* Input material:
** BEGIN **

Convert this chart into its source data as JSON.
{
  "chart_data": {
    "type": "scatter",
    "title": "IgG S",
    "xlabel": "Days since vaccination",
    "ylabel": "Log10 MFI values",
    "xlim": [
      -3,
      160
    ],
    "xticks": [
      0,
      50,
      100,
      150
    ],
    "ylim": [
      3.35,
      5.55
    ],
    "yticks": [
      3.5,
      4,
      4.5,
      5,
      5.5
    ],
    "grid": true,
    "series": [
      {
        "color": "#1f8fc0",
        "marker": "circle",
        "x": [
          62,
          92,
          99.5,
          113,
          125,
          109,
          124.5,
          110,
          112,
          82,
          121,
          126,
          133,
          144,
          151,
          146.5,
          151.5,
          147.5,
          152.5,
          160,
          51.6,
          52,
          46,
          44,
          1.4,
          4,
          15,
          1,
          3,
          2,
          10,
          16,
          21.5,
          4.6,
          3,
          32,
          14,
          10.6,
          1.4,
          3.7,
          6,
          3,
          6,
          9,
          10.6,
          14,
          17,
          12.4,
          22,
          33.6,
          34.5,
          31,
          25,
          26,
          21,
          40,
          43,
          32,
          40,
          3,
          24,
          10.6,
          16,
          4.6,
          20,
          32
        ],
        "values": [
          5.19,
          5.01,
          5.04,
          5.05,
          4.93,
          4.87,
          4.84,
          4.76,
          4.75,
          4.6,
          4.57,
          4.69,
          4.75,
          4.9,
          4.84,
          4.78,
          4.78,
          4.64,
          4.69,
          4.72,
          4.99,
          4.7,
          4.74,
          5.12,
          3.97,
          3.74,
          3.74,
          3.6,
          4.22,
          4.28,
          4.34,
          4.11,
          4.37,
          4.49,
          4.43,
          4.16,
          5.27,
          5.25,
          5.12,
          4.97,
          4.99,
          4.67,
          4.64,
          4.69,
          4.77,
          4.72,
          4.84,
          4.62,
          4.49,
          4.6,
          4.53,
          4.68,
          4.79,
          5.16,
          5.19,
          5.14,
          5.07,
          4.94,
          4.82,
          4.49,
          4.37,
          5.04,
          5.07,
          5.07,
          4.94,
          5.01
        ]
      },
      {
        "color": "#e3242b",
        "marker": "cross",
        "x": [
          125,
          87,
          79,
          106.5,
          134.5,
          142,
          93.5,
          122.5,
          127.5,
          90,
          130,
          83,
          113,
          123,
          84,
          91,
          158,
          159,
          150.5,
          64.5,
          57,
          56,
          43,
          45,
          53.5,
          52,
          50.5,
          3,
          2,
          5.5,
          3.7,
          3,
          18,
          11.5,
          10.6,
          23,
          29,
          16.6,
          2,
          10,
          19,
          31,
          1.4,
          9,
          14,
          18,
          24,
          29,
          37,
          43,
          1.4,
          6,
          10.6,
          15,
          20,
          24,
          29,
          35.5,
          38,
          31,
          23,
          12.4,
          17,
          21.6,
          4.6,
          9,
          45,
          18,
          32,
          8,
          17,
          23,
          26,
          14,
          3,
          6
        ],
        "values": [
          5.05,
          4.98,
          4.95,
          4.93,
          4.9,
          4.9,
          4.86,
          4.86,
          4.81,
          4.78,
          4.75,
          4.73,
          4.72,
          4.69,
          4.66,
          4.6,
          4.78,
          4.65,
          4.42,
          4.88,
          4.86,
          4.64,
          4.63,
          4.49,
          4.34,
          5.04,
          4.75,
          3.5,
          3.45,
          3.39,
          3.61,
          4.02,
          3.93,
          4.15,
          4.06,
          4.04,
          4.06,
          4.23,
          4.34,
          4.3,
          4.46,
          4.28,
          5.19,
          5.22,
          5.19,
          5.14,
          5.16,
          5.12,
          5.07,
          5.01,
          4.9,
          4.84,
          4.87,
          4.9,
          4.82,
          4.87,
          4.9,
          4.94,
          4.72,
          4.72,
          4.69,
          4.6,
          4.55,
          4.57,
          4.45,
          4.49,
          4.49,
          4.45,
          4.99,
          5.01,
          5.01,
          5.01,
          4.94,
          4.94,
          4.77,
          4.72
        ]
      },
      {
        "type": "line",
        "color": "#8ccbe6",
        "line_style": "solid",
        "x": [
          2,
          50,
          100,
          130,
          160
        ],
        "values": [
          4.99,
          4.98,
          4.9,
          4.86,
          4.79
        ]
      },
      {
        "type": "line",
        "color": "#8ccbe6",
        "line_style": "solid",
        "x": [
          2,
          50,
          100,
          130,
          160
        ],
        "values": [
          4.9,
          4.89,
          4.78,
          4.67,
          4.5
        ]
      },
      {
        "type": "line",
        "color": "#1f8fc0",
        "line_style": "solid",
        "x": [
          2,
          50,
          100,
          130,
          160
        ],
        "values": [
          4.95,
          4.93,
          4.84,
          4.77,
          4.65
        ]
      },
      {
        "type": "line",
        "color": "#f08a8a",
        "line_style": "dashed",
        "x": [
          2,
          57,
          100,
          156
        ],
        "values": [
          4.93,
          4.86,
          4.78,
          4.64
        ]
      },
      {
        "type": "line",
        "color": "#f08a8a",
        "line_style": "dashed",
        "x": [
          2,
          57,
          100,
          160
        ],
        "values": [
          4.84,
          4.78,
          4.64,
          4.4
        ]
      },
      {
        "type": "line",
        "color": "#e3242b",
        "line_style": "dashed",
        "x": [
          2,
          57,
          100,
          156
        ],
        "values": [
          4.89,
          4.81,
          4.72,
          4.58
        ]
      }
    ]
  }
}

** END **

* Exercise prompt: Please quote the data above in full, with no line missing.

* Result of the exercise:
Convert this chart into its source data as JSON.
{
  "chart_data": {
    "type": "scatter",
    "title": "IgG S",
    "xlabel": "Days since vaccination",
    "ylabel": "Log10 MFI values",
    "xlim": [
      -3,
      160
    ],
    "xticks": [
      0,
      50,
      100,
      150
    ],
    "ylim": [
      3.35,
      5.55
    ],
    "yticks": [
      3.5,
      4,
      4.5,
      5,
      5.5
    ],
    "grid": true,
    "series": [
      {
        "color": "#1f8fc0",
        "marker": "circle",
        "x": [
          62,
          92,
          99.5,
          113,
          125,
          109,
          124.5,
          110,
          112,
          82,
          121,
          126,
          133,
          144,
          151,
          146.5,
          151.5,
          147.5,
          152.5,
          160,
          51.6,
          52,
          46,
          44,
          1.4,
          4,
          15,
          1,
          3,
          2,
          10,
          16,
          21.5,
          4.6,
          3,
          32,
          14,
          10.6,
          1.4,
          3.7,
          6,
          3,
          6,
          9,
          10.6,
          14,
          17,
          12.4,
          22,
          33.6,
          34.5,
          31,
          25,
          26,
          21,
          40,
          43,
          32,
          40,
          3,
          24,
          10.6,
          16,
          4.6,
          20,
          32
        ],
        "values": [
          5.19,
          5.01,
          5.04,
          5.05,
          4.93,
          4.87,
          4.84,
          4.76,
          4.75,
          4.6,
          4.57,
          4.69,
          4.75,
          4.9,
          4.84,
          4.78,
          4.78,
          4.64,
          4.69,
          4.72,
          4.99,
          4.7,
          4.74,
          5.12,
          3.97,
          3.74,
          3.74,
          3.6,
          4.22,
          4.28,
          4.34,
          4.11,
          4.37,
          4.49,
          4.43,
          4.16,
          5.27,
          5.25,
          5.12,
          4.97,
          4.99,
          4.67,
          4.64,
          4.69,
          4.77,
          4.72,
          4.84,
          4.62,
          4.49,
          4.6,
          4.53,
          4.68,
          4.79,
          5.16,
          5.19,
          5.14,
          5.07,
          4.94,
          4.82,
          4.49,
          4.37,
          5.04,
          5.07,
          5.07,
          4.94,
          5.01
        ]
      },
      {
        "color": "#e3242b",
        "marker": "cross",
        "x": [
          125,
          87,
          79,
          106.5,
          134.5,
          142,
          93.5,
          122.5,
          127.5,
          90,
          130,
          83,
          113,
          123,
          84,
          91,
          158,
          159,
          150.5,
          64.5,
          57,
          56,
          43,
          45,
          53.5,
          52,
          50.5,
          3,
          2,
          5.5,
          3.7,
          3,
          18,
          11.5,
          10.6,
          23,
          29,
          16.6,
          2,
          10,
          19,
          31,
          1.4,
          9,
          14,
          18,
          24,
          29,
          37,
          43,
          1.4,
          6,
          10.6,
          15,
          20,
          24,
          29,
          35.5,
          38,
          31,
          23,
          12.4,
          17,
          21.6,
          4.6,
          9,
          45,
          18,
          32,
          8,
          17,
          23,
          26,
          14,
          3,
          6
        ],
        "values": [
          5.05,
          4.98,
          4.95,
          4.93,
          4.9,
          4.9,
          4.86,
          4.86,
          4.81,
          4.78,
          4.75,
          4.73,
          4.72,
          4.69,
          4.66,
          4.6,
          4.78,
          4.65,
          4.42,
          4.88,
          4.86,
          4.64,
          4.63,
          4.49,
          4.34,
          5.04,
          4.75,
          3.5,
          3.45,
          3.39,
          3.61,
          4.02,
          3.93,
          4.15,
          4.06,
          4.04,
          4.06,
          4.23,
          4.34,
          4.3,
          4.46,
          4.28,
          5.19,
          5.22,
          5.19,
          5.14,
          5.16,
          5.12,
          5.07,
          5.01,
          4.9,
          4.84,
          4.87,
          4.9,
          4.82,
          4.87,
          4.9,
          4.94,
          4.72,
          4.72,
          4.69,
          4.6,
          4.55,
          4.57,
          4.45,
          4.49,
          4.49,
          4.45,
          4.99,
          5.01,
          5.01,
          5.01,
          4.94,
          4.94,
          4.77,
          4.72
        ]
      },
      {
        "type": "line",
        "color": "#8ccbe6",
        "line_style": "solid",
        "x": [
          2,
          50,
          100,
          130,
          160
        ],
        "values": [
          4.99,
          4.98,
          4.9,
          4.86,
          4.79
        ]
      },
      {
        "type": "line",
        "color": "#8ccbe6",
        "line_style": "solid",
        "x": [
          2,
          50,
          100,
          130,
          160
        ],
        "values": [
          4.9,
          4.89,
          4.78,
          4.67,
          4.5
        ]
      },
      {
        "type": "line",
        "color": "#1f8fc0",
        "line_style": "solid",
        "x": [
          2,
          50,
          100,
          130,
          160
        ],
        "values": [
          4.95,
          4.93,
          4.84,
          4.77,
          4.65
        ]
      },
      {
        "type": "line",
        "color": "#f08a8a",
        "line_style": "dashed",
        "x": [
          2,
          57,
          100,
          156
        ],
        "values": [
          4.93,
          4.86,
          4.78,
          4.64
        ]
      },
      {
        "type": "line",
        "color": "#f08a8a",
        "line_style": "dashed",
        "x": [
          2,
          57,
          100,
          160
        ],
        "values": [
          4.84,
          4.78,
          4.64,
          4.4
        ]
      },
      {
        "type": "line",
        "color": "#e3242b",
        "line_style": "dashed",
        "x": [
          2,
          57,
          100,
          156
        ],
        "values": [
          4.89,
          4.81,
          4.72,
          4.58
        ]
      }
    ]
  }
}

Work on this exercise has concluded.